SHORT TASK | Rewrite the listing below with every "y-tick-label" renamed to "y-tick-text", leaving everything else unchanged.

··· INPUT RECORDS ···

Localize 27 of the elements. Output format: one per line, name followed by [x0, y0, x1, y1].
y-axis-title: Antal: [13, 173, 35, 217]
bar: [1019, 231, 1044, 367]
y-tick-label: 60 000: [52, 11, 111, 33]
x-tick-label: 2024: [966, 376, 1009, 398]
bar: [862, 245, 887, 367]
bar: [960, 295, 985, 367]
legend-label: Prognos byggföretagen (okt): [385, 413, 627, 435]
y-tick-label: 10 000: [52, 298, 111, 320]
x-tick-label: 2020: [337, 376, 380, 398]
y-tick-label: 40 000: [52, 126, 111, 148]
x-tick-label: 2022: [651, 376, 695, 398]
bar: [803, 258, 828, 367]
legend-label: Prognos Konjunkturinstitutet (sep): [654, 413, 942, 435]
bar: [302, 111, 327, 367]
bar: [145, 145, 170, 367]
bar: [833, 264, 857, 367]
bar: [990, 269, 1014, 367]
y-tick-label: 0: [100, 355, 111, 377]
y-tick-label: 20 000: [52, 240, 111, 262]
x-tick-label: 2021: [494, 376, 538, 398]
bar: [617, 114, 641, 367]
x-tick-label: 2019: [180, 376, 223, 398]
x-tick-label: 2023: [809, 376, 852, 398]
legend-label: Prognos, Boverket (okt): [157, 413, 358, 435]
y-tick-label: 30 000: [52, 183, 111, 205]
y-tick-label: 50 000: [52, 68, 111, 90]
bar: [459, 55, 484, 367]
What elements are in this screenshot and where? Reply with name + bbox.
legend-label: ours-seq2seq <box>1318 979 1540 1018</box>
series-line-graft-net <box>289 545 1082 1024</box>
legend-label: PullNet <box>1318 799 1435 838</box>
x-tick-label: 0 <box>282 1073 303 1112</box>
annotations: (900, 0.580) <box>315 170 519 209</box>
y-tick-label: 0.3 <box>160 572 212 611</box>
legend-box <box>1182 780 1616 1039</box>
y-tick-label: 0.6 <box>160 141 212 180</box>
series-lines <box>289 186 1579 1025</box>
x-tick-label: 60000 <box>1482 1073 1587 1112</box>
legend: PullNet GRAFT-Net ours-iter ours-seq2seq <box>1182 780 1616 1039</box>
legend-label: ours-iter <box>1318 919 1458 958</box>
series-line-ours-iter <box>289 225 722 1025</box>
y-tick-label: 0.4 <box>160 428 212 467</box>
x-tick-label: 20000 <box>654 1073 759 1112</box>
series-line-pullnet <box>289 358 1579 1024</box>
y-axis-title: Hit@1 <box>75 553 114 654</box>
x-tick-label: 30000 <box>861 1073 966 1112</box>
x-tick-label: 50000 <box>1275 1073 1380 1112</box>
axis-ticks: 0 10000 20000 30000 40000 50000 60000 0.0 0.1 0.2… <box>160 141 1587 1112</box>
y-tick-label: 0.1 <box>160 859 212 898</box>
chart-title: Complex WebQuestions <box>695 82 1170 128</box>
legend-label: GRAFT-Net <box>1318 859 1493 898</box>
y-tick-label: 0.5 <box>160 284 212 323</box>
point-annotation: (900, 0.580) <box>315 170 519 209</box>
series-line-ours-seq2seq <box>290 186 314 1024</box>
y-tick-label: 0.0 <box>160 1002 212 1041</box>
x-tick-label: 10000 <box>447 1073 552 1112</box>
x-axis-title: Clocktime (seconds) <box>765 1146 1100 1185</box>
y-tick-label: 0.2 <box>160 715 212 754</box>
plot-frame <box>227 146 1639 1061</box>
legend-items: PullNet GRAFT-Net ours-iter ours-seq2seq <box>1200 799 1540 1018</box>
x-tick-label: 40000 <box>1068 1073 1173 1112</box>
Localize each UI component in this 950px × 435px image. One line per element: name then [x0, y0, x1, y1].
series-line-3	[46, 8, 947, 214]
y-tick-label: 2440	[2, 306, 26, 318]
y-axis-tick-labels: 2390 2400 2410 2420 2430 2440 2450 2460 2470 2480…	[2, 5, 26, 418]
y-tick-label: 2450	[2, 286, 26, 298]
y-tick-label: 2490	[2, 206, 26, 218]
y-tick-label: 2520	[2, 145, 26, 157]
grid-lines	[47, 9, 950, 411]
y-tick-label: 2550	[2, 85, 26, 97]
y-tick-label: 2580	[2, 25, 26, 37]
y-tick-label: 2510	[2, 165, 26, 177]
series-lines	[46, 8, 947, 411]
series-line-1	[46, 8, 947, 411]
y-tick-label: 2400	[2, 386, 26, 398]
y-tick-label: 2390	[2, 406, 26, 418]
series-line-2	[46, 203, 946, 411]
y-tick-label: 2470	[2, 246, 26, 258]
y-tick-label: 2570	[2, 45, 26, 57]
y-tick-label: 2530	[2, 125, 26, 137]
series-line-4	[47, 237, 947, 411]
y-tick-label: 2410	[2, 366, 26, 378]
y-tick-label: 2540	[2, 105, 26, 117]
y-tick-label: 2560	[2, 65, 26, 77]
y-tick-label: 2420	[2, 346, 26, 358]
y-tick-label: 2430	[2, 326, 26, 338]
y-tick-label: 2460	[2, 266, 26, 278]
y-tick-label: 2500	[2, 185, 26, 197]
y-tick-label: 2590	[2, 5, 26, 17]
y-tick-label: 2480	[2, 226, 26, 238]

···

OUTPUT FOR THIS TASK |
Localize 27 of the elements. Output format: one per line, name followed by [x0, y0, x1, y1].
y-axis-title: Antal: [13, 173, 35, 217]
bar: [1019, 231, 1044, 367]
y-tick-text: 60 000: [52, 11, 111, 33]
x-tick-label: 2024: [966, 376, 1009, 398]
bar: [862, 245, 887, 367]
bar: [960, 295, 985, 367]
legend-label: Prognos byggföretagen (okt): [385, 413, 627, 435]
y-tick-text: 10 000: [52, 298, 111, 320]
x-tick-label: 2020: [337, 376, 380, 398]
y-tick-text: 40 000: [52, 126, 111, 148]
x-tick-label: 2022: [651, 376, 695, 398]
bar: [803, 258, 828, 367]
legend-label: Prognos Konjunkturinstitutet (sep): [654, 413, 942, 435]
bar: [302, 111, 327, 367]
bar: [145, 145, 170, 367]
bar: [833, 264, 857, 367]
bar: [990, 269, 1014, 367]
y-tick-text: 0: [100, 355, 111, 377]
y-tick-text: 20 000: [52, 240, 111, 262]
x-tick-label: 2021: [494, 376, 538, 398]
bar: [617, 114, 641, 367]
x-tick-label: 2019: [180, 376, 223, 398]
x-tick-label: 2023: [809, 376, 852, 398]
legend-label: Prognos, Boverket (okt): [157, 413, 358, 435]
y-tick-text: 30 000: [52, 183, 111, 205]
y-tick-text: 50 000: [52, 68, 111, 90]
bar: [459, 55, 484, 367]
What elements are in this screenshot and where? Reply with name + bbox.
legend-label: ours-seq2seq <box>1318 979 1540 1018</box>
series-line-graft-net <box>289 545 1082 1024</box>
legend-label: PullNet <box>1318 799 1435 838</box>
x-tick-label: 0 <box>282 1073 303 1112</box>
annotations: (900, 0.580) <box>315 170 519 209</box>
y-tick-text: 0.3 <box>160 572 212 611</box>
legend-box <box>1182 780 1616 1039</box>
y-tick-text: 0.6 <box>160 141 212 180</box>
series-lines <box>289 186 1579 1025</box>
x-tick-label: 60000 <box>1482 1073 1587 1112</box>
legend: PullNet GRAFT-Net ours-iter ours-seq2seq <box>1182 780 1616 1039</box>
legend-label: ours-iter <box>1318 919 1458 958</box>
series-line-ours-iter <box>289 225 722 1025</box>
y-tick-text: 0.4 <box>160 428 212 467</box>
x-tick-label: 20000 <box>654 1073 759 1112</box>
series-line-pullnet <box>289 358 1579 1024</box>
y-axis-title: Hit@1 <box>75 553 114 654</box>
x-tick-label: 30000 <box>861 1073 966 1112</box>
x-tick-label: 50000 <box>1275 1073 1380 1112</box>
axis-ticks: 0 10000 20000 30000 40000 50000 60000 0.0 0.1 0.2… <box>160 141 1587 1112</box>
y-tick-text: 0.1 <box>160 859 212 898</box>
chart-title: Complex WebQuestions <box>695 82 1170 128</box>
legend-label: GRAFT-Net <box>1318 859 1493 898</box>
y-tick-text: 0.5 <box>160 284 212 323</box>
point-annotation: (900, 0.580) <box>315 170 519 209</box>
series-line-ours-seq2seq <box>290 186 314 1024</box>
y-tick-text: 0.0 <box>160 1002 212 1041</box>
x-tick-label: 10000 <box>447 1073 552 1112</box>
x-axis-title: Clocktime (seconds) <box>765 1146 1100 1185</box>
y-tick-text: 0.2 <box>160 715 212 754</box>
plot-frame <box>227 146 1639 1061</box>
legend-items: PullNet GRAFT-Net ours-iter ours-seq2seq <box>1200 799 1540 1018</box>
x-tick-label: 40000 <box>1068 1073 1173 1112</box>
Localize each UI component in this 950px × 435px image. One line per element: name then [x0, y0, x1, y1].
series-line-3	[46, 8, 947, 214]
y-tick-text: 2440	[2, 306, 26, 318]
y-axis-tick-labels: 2390 2400 2410 2420 2430 2440 2450 2460 2470 2480…	[2, 5, 26, 418]
y-tick-text: 2450	[2, 286, 26, 298]
y-tick-text: 2490	[2, 206, 26, 218]
y-tick-text: 2520	[2, 145, 26, 157]
grid-lines	[47, 9, 950, 411]
y-tick-text: 2550	[2, 85, 26, 97]
y-tick-text: 2580	[2, 25, 26, 37]
y-tick-text: 2510	[2, 165, 26, 177]
series-lines	[46, 8, 947, 411]
series-line-1	[46, 8, 947, 411]
y-tick-text: 2400	[2, 386, 26, 398]
y-tick-text: 2390	[2, 406, 26, 418]
series-line-2	[46, 203, 946, 411]
y-tick-text: 2470	[2, 246, 26, 258]
y-tick-text: 2570	[2, 45, 26, 57]
y-tick-text: 2530	[2, 125, 26, 137]
series-line-4	[47, 237, 947, 411]
y-tick-text: 2410	[2, 366, 26, 378]
y-tick-text: 2540	[2, 105, 26, 117]
y-tick-text: 2560	[2, 65, 26, 77]
y-tick-text: 2420	[2, 346, 26, 358]
y-tick-text: 2430	[2, 326, 26, 338]
y-tick-text: 2460	[2, 266, 26, 278]
y-tick-text: 2500	[2, 185, 26, 197]
y-tick-text: 2590	[2, 5, 26, 17]
y-tick-text: 2480	[2, 226, 26, 238]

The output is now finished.